**What the exercise asks**:
Print all records exactly, leaving nothing out.

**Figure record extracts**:
◇ ◇ ◇ ◇ ◇ ◇ ◇
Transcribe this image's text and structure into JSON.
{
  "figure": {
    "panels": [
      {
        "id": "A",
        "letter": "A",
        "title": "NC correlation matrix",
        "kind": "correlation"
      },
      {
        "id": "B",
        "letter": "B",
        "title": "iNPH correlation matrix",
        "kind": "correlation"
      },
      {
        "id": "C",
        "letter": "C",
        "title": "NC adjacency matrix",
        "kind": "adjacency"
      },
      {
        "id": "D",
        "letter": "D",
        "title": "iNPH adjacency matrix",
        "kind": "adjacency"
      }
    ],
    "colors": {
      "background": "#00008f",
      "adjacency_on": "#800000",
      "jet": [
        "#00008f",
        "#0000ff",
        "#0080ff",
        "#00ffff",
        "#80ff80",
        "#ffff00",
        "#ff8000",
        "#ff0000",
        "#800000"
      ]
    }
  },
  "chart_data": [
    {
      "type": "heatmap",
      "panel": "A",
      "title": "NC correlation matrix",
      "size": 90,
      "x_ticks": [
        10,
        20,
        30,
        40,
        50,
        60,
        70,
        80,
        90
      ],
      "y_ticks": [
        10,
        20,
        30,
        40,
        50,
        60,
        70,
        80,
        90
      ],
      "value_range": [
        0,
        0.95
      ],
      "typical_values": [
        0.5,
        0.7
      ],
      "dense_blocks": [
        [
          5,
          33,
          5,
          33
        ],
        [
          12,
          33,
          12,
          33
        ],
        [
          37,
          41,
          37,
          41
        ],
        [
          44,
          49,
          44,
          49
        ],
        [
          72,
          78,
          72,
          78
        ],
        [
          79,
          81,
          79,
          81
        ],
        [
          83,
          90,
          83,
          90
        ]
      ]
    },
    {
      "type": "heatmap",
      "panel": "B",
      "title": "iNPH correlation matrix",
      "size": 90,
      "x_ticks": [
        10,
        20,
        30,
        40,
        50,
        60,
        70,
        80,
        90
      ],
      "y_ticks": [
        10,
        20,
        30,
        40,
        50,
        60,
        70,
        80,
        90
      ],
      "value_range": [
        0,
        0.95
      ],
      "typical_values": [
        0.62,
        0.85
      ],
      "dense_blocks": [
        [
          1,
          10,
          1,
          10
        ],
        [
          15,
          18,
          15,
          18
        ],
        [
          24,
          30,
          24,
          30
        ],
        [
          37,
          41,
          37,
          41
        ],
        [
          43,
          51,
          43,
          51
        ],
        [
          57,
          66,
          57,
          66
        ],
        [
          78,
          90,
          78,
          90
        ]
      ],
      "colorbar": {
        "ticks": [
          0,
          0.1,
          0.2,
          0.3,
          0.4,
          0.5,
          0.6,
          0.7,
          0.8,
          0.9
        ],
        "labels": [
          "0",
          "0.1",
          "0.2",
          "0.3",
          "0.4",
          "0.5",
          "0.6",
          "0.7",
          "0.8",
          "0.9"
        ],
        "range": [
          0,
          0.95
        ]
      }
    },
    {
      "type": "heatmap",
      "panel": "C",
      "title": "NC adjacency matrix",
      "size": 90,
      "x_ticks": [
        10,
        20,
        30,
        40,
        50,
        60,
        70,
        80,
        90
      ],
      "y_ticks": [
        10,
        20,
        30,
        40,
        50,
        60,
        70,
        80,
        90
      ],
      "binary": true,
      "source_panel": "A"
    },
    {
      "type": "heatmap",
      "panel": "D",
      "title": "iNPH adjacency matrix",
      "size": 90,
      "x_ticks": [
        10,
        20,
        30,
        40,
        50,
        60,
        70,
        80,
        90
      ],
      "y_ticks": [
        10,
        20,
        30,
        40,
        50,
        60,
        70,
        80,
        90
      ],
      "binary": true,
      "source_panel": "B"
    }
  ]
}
◇ ◇ ◇ ◇ ◇ ◇ ◇
**Response to this exercise**:
Transcribe this image's text and structure into JSON.
{
  "figure": {
    "panels": [
      {
        "id": "A",
        "letter": "A",
        "title": "NC correlation matrix",
        "kind": "correlation"
      },
      {
        "id": "B",
        "letter": "B",
        "title": "iNPH correlation matrix",
        "kind": "correlation"
      },
      {
        "id": "C",
        "letter": "C",
        "title": "NC adjacency matrix",
        "kind": "adjacency"
      },
      {
        "id": "D",
        "letter": "D",
        "title": "iNPH adjacency matrix",
        "kind": "adjacency"
      }
    ],
    "colors": {
      "background": "#00008f",
      "adjacency_on": "#800000",
      "jet": [
        "#00008f",
        "#0000ff",
        "#0080ff",
        "#00ffff",
        "#80ff80",
        "#ffff00",
        "#ff8000",
        "#ff0000",
        "#800000"
      ]
    }
  },
  "chart_data": [
    {
      "type": "heatmap",
      "panel": "A",
      "title": "NC correlation matrix",
      "size": 90,
      "x_ticks": [
        10,
        20,
        30,
        40,
        50,
        60,
        70,
        80,
        90
      ],
      "y_ticks": [
        10,
        20,
        30,
        40,
        50,
        60,
        70,
        80,
        90
      ],
      "value_range": [
        0,
        0.95
      ],
      "typical_values": [
        0.5,
        0.7
      ],
      "dense_blocks": [
        [
          5,
          33,
          5,
          33
        ],
        [
          12,
          33,
          12,
          33
        ],
        [
          37,
          41,
          37,
          41
        ],
        [
          44,
          49,
          44,
          49
        ],
        [
          72,
          78,
          72,
          78
        ],
        [
          79,
          81,
          79,
          81
        ],
        [
          83,
          90,
          83,
          90
        ]
      ]
    },
    {
      "type": "heatmap",
      "panel": "B",
      "title": "iNPH correlation matrix",
      "size": 90,
      "x_ticks": [
        10,
        20,
        30,
        40,
        50,
        60,
        70,
        80,
        90
      ],
      "y_ticks": [
        10,
        20,
        30,
        40,
        50,
        60,
        70,
        80,
        90
      ],
      "value_range": [
        0,
        0.95
      ],
      "typical_values": [
        0.62,
        0.85
      ],
      "dense_blocks": [
        [
          1,
          10,
          1,
          10
        ],
        [
          15,
          18,
          15,
          18
        ],
        [
          24,
          30,
          24,
          30
        ],
        [
          37,
          41,
          37,
          41
        ],
        [
          43,
          51,
          43,
          51
        ],
        [
          57,
          66,
          57,
          66
        ],
        [
          78,
          90,
          78,
          90
        ]
      ],
      "colorbar": {
        "ticks": [
          0,
          0.1,
          0.2,
          0.3,
          0.4,
          0.5,
          0.6,
          0.7,
          0.8,
          0.9
        ],
        "labels": [
          "0",
          "0.1",
          "0.2",
          "0.3",
          "0.4",
          "0.5",
          "0.6",
          "0.7",
          "0.8",
          "0.9"
        ],
        "range": [
          0,
          0.95
        ]
      }
    },
    {
      "type": "heatmap",
      "panel": "C",
      "title": "NC adjacency matrix",
      "size": 90,
      "x_ticks": [
        10,
        20,
        30,
        40,
        50,
        60,
        70,
        80,
        90
      ],
      "y_ticks": [
        10,
        20,
        30,
        40,
        50,
        60,
        70,
        80,
        90
      ],
      "binary": true,
      "source_panel": "A"
    },
    {
      "type": "heatmap",
      "panel": "D",
      "title": "iNPH adjacency matrix",
      "size": 90,
      "x_ticks": [
        10,
        20,
        30,
        40,
        50,
        60,
        70,
        80,
        90
      ],
      "y_ticks": [
        10,
        20,
        30,
        40,
        50,
        60,
        70,
        80,
        90
      ],
      "binary": true,
      "source_panel": "B"
    }
  ]
}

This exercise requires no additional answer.